> [Exercise]
Where a line below holds the string "Client", copy that line.

Dataset items

##########

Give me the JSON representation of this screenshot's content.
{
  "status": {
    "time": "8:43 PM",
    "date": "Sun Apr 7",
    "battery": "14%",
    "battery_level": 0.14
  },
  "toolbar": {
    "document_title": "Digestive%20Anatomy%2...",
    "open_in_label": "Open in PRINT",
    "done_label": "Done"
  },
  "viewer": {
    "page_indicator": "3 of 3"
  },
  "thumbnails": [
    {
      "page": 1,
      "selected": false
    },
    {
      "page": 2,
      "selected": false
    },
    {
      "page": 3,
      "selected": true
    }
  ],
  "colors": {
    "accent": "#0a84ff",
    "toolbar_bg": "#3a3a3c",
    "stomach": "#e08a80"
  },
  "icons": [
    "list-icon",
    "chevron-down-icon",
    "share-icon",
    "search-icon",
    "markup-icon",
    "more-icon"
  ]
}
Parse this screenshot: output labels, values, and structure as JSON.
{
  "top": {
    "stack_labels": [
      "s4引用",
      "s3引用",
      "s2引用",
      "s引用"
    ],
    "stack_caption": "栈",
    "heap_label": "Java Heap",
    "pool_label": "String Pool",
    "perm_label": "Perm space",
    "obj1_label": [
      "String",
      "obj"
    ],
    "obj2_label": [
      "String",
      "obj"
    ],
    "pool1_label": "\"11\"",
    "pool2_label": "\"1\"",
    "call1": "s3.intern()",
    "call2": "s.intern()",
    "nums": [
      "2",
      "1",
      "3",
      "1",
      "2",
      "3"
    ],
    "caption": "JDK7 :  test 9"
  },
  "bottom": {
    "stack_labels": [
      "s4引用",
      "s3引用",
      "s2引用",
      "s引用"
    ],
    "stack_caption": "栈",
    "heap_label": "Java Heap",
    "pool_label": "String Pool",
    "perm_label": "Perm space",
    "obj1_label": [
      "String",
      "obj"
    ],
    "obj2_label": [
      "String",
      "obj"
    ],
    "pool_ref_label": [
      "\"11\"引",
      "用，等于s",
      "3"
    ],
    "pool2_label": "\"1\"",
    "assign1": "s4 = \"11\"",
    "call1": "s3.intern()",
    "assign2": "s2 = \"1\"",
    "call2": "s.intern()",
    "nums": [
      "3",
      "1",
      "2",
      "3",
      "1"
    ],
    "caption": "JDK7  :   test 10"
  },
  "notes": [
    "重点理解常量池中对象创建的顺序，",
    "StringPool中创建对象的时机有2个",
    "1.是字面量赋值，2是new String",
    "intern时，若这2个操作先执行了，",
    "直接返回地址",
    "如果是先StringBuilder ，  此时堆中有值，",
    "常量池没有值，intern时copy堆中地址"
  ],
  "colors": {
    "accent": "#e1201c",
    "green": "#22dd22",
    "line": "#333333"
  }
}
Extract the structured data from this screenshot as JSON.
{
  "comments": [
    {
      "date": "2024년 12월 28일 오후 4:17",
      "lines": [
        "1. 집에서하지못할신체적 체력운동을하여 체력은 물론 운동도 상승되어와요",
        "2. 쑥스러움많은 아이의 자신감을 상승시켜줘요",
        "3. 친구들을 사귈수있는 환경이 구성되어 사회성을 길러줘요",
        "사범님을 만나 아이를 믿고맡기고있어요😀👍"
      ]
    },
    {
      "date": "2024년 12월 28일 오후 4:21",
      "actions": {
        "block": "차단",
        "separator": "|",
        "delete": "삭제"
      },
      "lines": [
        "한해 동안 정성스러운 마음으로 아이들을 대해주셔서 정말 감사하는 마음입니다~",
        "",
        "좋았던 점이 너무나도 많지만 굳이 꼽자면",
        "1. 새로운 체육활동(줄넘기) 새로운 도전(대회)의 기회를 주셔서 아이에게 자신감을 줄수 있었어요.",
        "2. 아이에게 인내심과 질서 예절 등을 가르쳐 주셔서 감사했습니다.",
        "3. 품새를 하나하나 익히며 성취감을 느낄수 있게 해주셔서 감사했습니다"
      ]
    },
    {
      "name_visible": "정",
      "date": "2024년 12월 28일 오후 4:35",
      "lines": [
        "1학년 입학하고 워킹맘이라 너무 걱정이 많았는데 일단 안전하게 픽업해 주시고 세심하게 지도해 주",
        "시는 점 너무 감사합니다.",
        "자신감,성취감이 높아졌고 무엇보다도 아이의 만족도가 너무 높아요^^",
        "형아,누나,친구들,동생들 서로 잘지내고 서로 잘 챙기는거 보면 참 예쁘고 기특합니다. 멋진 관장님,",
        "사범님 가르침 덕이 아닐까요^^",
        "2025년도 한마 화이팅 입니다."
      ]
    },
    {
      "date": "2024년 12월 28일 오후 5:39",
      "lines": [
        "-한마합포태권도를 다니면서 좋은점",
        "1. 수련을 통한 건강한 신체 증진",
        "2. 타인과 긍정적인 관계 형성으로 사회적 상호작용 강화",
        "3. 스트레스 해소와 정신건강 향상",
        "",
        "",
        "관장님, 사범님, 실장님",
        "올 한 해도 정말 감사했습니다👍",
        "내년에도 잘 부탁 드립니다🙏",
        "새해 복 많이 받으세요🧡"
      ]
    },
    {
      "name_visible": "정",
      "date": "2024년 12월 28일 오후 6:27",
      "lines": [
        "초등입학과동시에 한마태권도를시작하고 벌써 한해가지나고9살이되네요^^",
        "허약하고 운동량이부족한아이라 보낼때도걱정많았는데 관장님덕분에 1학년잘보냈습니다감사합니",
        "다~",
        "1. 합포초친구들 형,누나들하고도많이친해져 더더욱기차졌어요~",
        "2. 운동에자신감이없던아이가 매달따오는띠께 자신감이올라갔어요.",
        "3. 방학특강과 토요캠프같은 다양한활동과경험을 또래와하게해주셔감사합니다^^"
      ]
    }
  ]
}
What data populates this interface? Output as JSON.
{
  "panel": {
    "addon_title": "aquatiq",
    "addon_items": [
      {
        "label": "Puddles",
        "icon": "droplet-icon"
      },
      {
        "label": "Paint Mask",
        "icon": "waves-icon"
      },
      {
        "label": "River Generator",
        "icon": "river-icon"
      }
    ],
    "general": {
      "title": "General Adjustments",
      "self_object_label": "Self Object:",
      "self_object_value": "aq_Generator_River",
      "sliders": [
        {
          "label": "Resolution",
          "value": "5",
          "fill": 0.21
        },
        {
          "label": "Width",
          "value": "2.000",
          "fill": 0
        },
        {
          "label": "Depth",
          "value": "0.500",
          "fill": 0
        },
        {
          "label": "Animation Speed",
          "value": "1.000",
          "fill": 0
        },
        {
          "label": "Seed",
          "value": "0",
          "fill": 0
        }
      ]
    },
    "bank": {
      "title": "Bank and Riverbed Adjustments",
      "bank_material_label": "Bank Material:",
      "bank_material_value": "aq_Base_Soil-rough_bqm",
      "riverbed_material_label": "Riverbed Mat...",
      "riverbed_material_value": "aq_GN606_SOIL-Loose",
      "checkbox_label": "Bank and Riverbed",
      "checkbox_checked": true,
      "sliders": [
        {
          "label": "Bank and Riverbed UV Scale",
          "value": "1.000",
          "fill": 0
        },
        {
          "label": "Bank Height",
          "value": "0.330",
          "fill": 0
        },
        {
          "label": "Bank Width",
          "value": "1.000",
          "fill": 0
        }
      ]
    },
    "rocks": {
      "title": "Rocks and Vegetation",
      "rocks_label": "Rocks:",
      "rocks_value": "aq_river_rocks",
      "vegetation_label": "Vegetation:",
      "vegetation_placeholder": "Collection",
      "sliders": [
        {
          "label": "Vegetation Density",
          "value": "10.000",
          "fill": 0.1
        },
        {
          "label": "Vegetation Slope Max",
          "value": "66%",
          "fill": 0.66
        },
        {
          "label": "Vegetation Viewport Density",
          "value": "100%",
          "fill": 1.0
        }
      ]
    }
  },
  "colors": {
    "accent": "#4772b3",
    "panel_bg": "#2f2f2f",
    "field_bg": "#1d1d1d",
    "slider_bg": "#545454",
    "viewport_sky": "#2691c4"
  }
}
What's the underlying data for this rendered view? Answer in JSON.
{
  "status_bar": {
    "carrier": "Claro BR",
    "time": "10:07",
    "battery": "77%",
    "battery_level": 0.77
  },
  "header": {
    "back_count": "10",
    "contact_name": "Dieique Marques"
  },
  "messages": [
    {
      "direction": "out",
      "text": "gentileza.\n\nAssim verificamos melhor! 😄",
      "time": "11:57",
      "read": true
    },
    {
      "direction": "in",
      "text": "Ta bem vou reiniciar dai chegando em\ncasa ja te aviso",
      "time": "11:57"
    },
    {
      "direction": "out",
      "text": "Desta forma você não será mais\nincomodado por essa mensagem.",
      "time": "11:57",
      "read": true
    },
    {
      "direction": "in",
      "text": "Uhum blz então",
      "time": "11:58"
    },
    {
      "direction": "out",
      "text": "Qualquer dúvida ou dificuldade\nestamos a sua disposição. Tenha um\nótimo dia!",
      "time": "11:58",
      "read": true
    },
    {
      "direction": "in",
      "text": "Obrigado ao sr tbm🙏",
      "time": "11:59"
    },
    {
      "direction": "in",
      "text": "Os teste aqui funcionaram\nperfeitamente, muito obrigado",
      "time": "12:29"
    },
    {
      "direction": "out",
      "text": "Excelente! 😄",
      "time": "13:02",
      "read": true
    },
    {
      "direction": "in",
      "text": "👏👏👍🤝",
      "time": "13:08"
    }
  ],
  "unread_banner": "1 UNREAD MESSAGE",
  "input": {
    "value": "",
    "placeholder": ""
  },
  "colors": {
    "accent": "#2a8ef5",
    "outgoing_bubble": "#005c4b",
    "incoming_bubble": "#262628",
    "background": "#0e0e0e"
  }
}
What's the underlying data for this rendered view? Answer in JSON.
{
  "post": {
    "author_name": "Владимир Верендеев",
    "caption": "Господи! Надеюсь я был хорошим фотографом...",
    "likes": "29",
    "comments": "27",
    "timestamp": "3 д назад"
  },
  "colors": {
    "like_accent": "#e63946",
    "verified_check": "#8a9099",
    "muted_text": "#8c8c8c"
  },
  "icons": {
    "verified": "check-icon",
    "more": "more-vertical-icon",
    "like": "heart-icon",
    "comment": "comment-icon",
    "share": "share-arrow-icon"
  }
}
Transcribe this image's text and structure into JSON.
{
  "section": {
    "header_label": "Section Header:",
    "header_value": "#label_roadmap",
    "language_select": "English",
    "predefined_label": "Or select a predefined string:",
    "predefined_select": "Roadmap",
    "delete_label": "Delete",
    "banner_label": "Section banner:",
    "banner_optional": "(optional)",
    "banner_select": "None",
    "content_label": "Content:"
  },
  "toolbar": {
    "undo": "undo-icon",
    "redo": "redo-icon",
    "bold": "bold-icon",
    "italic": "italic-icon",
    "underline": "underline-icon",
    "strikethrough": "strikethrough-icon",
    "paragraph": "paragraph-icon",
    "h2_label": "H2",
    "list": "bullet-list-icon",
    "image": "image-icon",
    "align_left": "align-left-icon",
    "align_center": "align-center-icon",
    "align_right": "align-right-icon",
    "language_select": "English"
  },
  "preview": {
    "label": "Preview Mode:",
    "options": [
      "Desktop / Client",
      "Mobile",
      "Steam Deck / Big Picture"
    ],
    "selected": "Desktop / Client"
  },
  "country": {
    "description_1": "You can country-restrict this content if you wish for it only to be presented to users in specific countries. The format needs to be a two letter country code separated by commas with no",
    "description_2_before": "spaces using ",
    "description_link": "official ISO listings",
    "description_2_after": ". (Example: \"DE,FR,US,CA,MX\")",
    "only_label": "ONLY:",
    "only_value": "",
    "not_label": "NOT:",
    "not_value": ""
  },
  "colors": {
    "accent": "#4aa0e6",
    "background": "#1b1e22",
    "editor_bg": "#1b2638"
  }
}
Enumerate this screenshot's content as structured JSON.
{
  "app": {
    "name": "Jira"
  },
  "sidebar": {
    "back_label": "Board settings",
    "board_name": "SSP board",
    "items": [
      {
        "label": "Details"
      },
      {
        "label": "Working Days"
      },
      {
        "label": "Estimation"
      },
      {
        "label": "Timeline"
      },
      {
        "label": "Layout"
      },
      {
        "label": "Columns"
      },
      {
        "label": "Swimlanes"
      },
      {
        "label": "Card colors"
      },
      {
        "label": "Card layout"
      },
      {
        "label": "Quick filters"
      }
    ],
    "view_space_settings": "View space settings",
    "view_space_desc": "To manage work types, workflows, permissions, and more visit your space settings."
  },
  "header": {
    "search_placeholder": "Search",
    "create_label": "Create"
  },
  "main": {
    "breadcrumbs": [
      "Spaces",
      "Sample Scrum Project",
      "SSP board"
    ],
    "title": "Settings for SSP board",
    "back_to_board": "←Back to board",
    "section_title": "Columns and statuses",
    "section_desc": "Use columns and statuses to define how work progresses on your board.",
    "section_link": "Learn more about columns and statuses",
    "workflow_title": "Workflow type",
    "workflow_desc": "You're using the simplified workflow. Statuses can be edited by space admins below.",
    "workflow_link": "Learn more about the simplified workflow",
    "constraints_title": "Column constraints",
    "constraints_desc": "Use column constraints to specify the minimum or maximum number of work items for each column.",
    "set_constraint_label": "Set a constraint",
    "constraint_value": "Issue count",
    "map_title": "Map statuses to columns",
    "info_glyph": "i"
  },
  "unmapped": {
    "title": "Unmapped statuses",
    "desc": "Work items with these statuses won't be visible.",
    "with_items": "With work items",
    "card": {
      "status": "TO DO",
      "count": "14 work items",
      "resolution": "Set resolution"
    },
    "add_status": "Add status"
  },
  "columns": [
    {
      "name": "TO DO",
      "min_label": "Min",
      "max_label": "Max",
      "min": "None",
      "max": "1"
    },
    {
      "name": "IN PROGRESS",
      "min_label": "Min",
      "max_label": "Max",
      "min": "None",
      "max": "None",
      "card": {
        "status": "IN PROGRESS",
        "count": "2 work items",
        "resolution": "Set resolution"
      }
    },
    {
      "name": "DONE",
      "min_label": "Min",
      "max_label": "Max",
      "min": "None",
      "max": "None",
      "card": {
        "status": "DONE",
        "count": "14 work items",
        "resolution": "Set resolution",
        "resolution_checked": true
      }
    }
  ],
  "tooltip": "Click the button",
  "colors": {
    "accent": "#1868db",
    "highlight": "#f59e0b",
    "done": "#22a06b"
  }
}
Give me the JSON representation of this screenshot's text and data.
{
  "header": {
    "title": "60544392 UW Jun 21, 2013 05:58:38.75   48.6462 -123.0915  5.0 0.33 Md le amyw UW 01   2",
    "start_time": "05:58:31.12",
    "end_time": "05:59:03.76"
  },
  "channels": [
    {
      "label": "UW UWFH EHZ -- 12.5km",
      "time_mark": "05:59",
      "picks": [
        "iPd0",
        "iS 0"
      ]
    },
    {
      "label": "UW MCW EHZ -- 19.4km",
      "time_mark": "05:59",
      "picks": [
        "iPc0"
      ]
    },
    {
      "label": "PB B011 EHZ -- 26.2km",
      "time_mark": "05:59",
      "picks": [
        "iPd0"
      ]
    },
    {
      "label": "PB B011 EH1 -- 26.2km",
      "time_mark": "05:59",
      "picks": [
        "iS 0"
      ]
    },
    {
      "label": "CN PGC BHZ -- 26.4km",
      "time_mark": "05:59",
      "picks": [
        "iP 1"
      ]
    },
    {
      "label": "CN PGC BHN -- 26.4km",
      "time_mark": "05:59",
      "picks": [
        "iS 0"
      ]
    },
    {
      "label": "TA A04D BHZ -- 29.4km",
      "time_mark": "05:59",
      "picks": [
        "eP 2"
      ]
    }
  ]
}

##########

> [Output of the exercise]
      "Desktop / Client",
    "selected": "Desktop / Client"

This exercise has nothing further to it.